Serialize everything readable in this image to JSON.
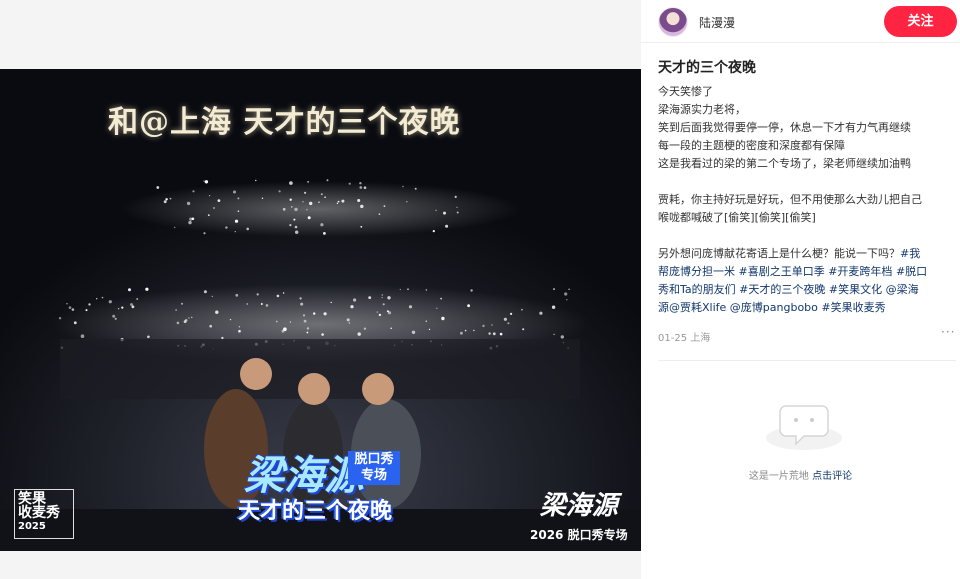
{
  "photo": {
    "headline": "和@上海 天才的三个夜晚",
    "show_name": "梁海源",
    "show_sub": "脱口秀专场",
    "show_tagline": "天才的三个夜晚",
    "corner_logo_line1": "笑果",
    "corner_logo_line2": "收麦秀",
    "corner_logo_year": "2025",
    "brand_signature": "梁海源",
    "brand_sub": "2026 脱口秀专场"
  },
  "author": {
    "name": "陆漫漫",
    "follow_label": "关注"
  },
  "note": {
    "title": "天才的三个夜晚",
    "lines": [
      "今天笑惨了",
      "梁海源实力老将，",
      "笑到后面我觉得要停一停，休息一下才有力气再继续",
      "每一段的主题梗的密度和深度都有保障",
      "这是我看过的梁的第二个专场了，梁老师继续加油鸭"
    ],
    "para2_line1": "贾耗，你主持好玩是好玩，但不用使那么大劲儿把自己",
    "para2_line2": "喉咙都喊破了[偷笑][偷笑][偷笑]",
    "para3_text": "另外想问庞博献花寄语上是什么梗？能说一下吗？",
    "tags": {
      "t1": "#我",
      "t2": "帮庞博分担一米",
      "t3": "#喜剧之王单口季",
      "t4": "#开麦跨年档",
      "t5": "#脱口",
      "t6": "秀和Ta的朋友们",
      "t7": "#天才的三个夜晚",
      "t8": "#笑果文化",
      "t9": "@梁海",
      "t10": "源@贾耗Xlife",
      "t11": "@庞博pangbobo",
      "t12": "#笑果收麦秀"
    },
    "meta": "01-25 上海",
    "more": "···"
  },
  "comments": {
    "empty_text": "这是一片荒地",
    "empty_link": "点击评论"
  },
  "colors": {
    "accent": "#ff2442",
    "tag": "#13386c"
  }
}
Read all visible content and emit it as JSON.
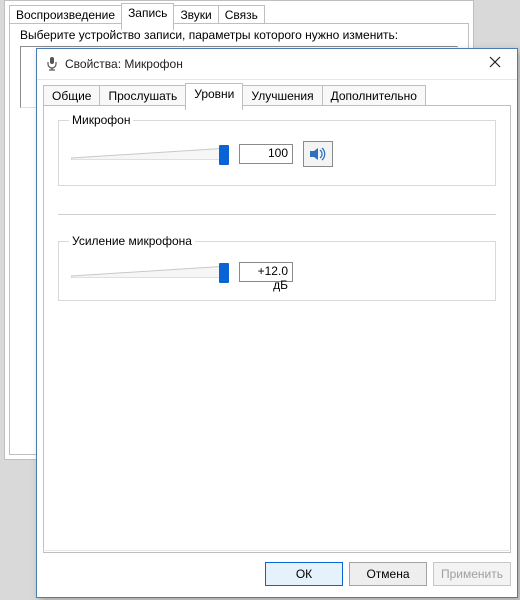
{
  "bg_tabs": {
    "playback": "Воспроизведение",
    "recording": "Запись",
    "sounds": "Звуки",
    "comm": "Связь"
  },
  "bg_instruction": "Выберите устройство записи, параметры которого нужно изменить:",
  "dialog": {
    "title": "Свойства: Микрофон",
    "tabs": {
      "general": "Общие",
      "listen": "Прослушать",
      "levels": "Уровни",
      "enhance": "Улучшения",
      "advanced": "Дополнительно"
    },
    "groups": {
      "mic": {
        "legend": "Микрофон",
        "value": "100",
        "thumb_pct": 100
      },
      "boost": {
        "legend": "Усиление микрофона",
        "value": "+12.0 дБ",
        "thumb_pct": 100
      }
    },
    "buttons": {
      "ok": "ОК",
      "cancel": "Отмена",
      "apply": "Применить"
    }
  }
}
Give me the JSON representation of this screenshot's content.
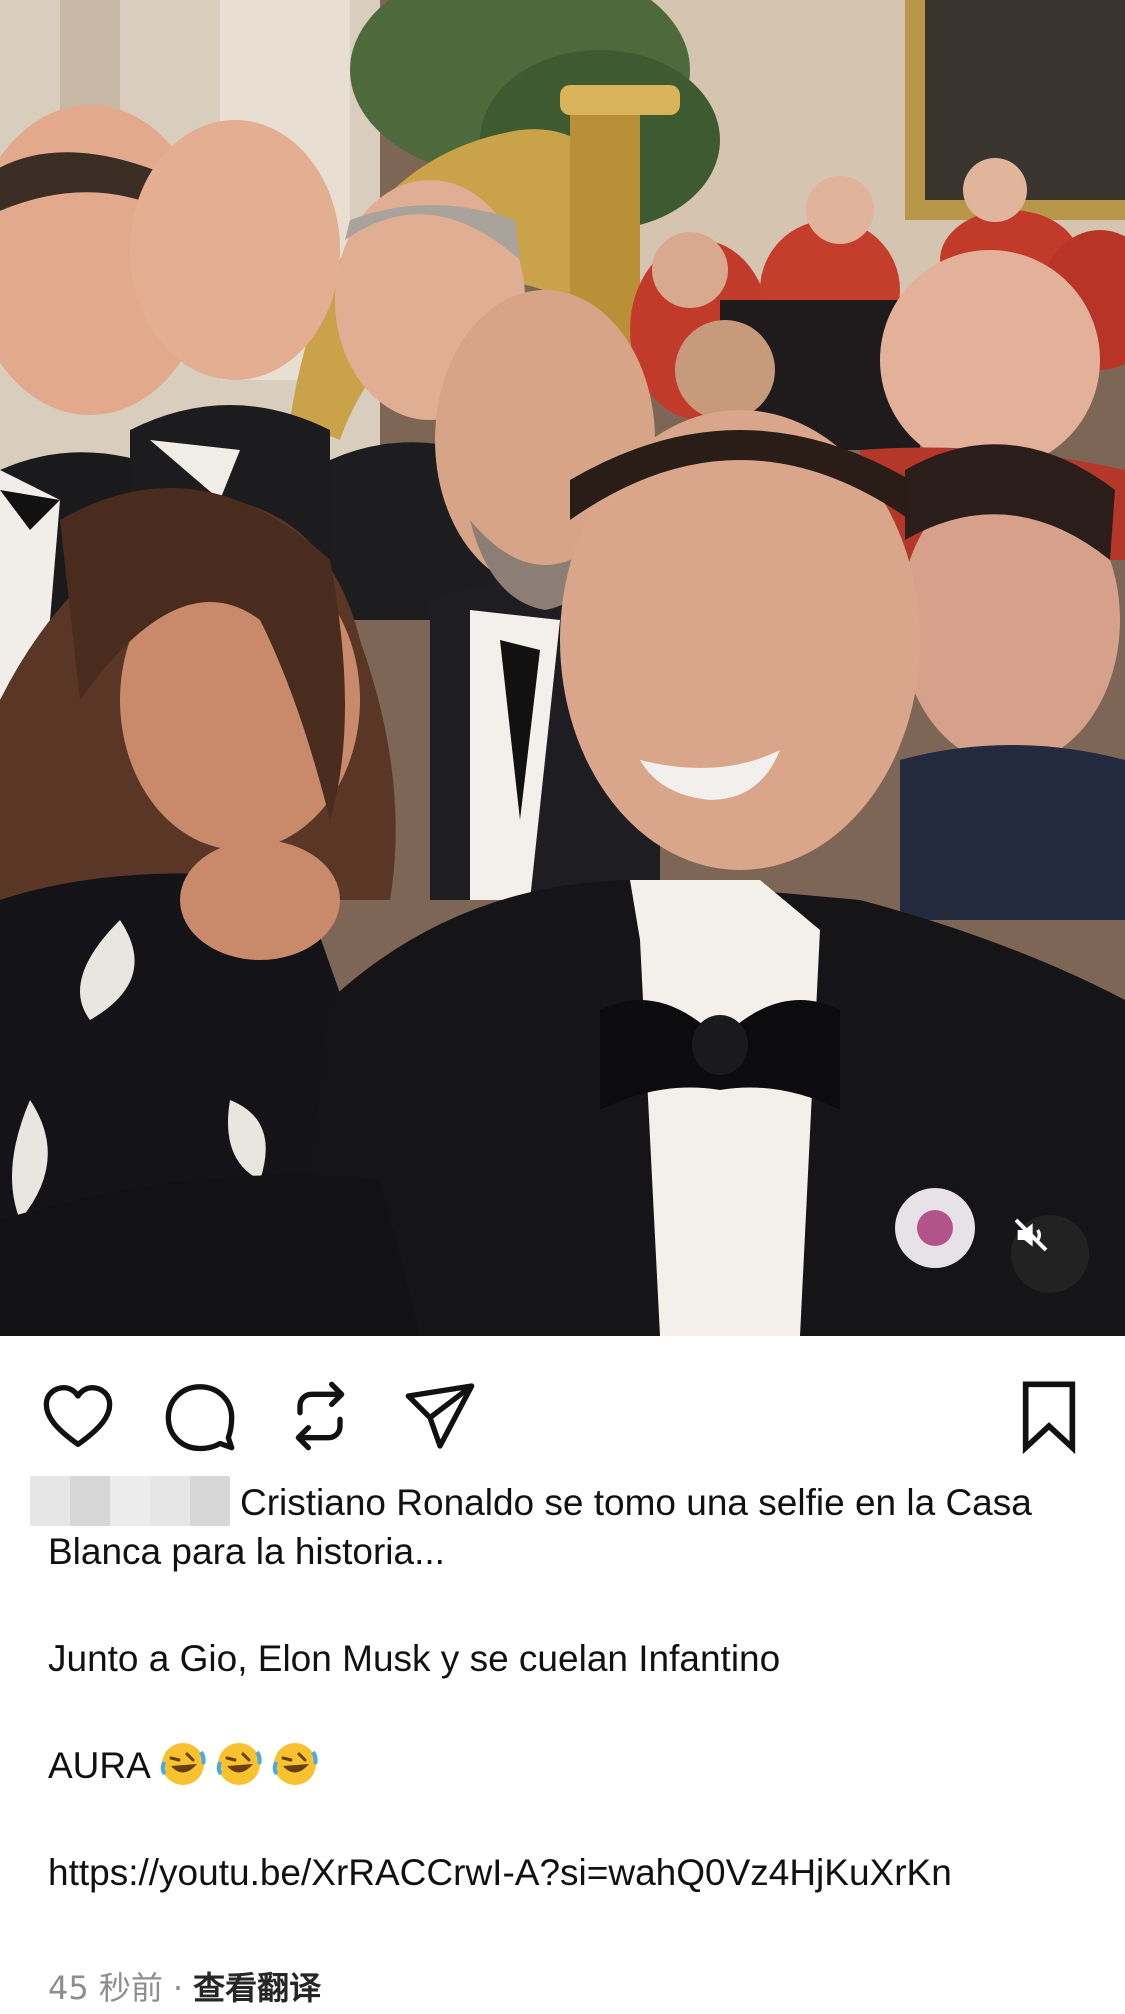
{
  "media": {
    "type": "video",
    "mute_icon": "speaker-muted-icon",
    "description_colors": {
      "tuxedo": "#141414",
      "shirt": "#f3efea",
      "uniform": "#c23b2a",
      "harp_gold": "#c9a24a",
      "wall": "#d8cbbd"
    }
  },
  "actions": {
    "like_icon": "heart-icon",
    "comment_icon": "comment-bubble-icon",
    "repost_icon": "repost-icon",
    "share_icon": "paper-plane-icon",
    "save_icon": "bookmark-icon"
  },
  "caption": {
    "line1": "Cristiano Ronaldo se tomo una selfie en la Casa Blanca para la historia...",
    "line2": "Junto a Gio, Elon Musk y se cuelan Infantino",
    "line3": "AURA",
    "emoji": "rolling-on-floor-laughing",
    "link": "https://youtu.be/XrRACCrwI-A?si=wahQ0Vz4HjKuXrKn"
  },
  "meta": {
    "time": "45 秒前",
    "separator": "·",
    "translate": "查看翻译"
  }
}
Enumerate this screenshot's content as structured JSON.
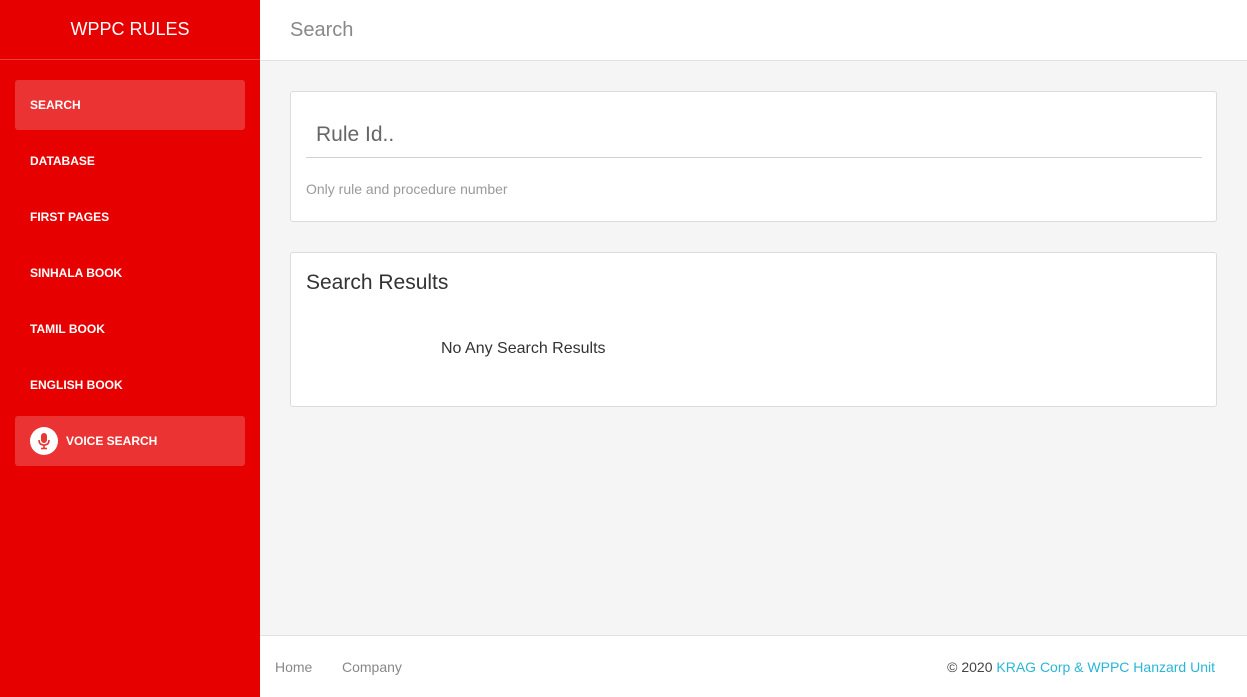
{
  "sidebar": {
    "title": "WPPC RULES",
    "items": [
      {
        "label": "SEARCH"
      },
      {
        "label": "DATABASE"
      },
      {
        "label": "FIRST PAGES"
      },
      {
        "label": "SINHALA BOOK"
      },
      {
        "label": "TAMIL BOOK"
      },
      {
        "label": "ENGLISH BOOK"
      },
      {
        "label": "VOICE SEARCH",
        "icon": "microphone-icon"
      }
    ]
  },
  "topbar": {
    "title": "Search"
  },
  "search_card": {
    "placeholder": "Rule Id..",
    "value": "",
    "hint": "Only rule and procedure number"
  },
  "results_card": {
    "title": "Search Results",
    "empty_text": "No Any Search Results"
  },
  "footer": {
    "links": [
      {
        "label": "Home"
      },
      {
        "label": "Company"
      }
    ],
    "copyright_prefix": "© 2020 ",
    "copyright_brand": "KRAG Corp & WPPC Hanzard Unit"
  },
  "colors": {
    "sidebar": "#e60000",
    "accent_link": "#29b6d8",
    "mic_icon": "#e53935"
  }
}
--------------------------------
Make a list of all lines in the data that contain "legend".

Exercise output |
        "legend": "Микрофон",
        "legend": "Усиление микрофона",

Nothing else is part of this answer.